#### Data extracted from a collection
>> Begin
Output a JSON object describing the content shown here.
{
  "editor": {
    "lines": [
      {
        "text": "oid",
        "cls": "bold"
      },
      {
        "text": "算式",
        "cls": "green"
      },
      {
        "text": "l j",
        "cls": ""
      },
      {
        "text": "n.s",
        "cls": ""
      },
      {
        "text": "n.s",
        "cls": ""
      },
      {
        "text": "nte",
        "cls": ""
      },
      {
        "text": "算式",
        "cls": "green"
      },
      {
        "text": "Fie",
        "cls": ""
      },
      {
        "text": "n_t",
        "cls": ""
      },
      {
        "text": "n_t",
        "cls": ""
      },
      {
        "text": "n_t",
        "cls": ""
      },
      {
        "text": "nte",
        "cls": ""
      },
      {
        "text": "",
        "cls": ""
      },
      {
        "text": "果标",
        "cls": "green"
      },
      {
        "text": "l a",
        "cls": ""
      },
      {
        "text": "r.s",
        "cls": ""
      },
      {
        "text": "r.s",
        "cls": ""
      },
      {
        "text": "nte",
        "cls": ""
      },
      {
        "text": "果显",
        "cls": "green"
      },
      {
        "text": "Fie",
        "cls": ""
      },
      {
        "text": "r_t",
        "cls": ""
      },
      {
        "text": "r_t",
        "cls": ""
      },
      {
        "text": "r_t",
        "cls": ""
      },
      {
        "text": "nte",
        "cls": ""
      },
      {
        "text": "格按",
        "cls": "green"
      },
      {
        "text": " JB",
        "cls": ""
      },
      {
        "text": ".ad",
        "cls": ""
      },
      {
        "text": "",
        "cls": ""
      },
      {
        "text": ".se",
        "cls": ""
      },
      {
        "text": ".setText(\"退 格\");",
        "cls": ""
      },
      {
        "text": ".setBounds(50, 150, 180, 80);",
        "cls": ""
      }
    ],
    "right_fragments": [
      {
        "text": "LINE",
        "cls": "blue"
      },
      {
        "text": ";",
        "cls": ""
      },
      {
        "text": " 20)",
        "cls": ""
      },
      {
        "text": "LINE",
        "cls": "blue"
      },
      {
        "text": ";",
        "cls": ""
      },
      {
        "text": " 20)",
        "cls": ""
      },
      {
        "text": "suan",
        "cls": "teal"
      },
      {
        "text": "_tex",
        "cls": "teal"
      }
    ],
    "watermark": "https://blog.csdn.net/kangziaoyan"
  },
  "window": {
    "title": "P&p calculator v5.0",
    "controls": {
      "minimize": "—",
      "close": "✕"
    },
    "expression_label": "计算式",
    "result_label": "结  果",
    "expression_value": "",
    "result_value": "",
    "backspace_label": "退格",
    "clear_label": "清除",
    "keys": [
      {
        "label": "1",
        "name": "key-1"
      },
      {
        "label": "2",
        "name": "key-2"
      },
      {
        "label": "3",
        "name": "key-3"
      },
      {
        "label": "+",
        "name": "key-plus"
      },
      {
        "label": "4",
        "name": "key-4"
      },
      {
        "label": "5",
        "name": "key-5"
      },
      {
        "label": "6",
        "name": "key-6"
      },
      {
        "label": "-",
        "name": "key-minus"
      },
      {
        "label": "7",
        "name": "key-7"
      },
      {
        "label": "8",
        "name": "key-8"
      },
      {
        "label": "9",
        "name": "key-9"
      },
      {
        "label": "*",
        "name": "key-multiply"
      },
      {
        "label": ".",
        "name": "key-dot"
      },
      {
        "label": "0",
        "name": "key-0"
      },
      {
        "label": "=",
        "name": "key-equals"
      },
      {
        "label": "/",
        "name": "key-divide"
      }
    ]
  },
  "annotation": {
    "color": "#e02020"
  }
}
>> End
#### Aim
Extract the listing in its entirety and repeat it exactly.

#### Solution for this problem
Output a JSON object describing the content shown here.
{
  "editor": {
    "lines": [
      {
        "text": "oid",
        "cls": "bold"
      },
      {
        "text": "算式",
        "cls": "green"
      },
      {
        "text": "l j",
        "cls": ""
      },
      {
        "text": "n.s",
        "cls": ""
      },
      {
        "text": "n.s",
        "cls": ""
      },
      {
        "text": "nte",
        "cls": ""
      },
      {
        "text": "算式",
        "cls": "green"
      },
      {
        "text": "Fie",
        "cls": ""
      },
      {
        "text": "n_t",
        "cls": ""
      },
      {
        "text": "n_t",
        "cls": ""
      },
      {
        "text": "n_t",
        "cls": ""
      },
      {
        "text": "nte",
        "cls": ""
      },
      {
        "text": "",
        "cls": ""
      },
      {
        "text": "果标",
        "cls": "green"
      },
      {
        "text": "l a",
        "cls": ""
      },
      {
        "text": "r.s",
        "cls": ""
      },
      {
        "text": "r.s",
        "cls": ""
      },
      {
        "text": "nte",
        "cls": ""
      },
      {
        "text": "果显",
        "cls": "green"
      },
      {
        "text": "Fie",
        "cls": ""
      },
      {
        "text": "r_t",
        "cls": ""
      },
      {
        "text": "r_t",
        "cls": ""
      },
      {
        "text": "r_t",
        "cls": ""
      },
      {
        "text": "nte",
        "cls": ""
      },
      {
        "text": "格按",
        "cls": "green"
      },
      {
        "text": " JB",
        "cls": ""
      },
      {
        "text": ".ad",
        "cls": ""
      },
      {
        "text": "",
        "cls": ""
      },
      {
        "text": ".se",
        "cls": ""
      },
      {
        "text": ".setText(\"退 格\");",
        "cls": ""
      },
      {
        "text": ".setBounds(50, 150, 180, 80);",
        "cls": ""
      }
    ],
    "right_fragments": [
      {
        "text": "LINE",
        "cls": "blue"
      },
      {
        "text": ";",
        "cls": ""
      },
      {
        "text": " 20)",
        "cls": ""
      },
      {
        "text": "LINE",
        "cls": "blue"
      },
      {
        "text": ";",
        "cls": ""
      },
      {
        "text": " 20)",
        "cls": ""
      },
      {
        "text": "suan",
        "cls": "teal"
      },
      {
        "text": "_tex",
        "cls": "teal"
      }
    ],
    "watermark": "https://blog.csdn.net/kangziaoyan"
  },
  "window": {
    "title": "P&p calculator v5.0",
    "controls": {
      "minimize": "—",
      "close": "✕"
    },
    "expression_label": "计算式",
    "result_label": "结  果",
    "expression_value": "",
    "result_value": "",
    "backspace_label": "退格",
    "clear_label": "清除",
    "keys": [
      {
        "label": "1",
        "name": "key-1"
      },
      {
        "label": "2",
        "name": "key-2"
      },
      {
        "label": "3",
        "name": "key-3"
      },
      {
        "label": "+",
        "name": "key-plus"
      },
      {
        "label": "4",
        "name": "key-4"
      },
      {
        "label": "5",
        "name": "key-5"
      },
      {
        "label": "6",
        "name": "key-6"
      },
      {
        "label": "-",
        "name": "key-minus"
      },
      {
        "label": "7",
        "name": "key-7"
      },
      {
        "label": "8",
        "name": "key-8"
      },
      {
        "label": "9",
        "name": "key-9"
      },
      {
        "label": "*",
        "name": "key-multiply"
      },
      {
        "label": ".",
        "name": "key-dot"
      },
      {
        "label": "0",
        "name": "key-0"
      },
      {
        "label": "=",
        "name": "key-equals"
      },
      {
        "label": "/",
        "name": "key-divide"
      }
    ]
  },
  "annotation": {
    "color": "#e02020"
  }
}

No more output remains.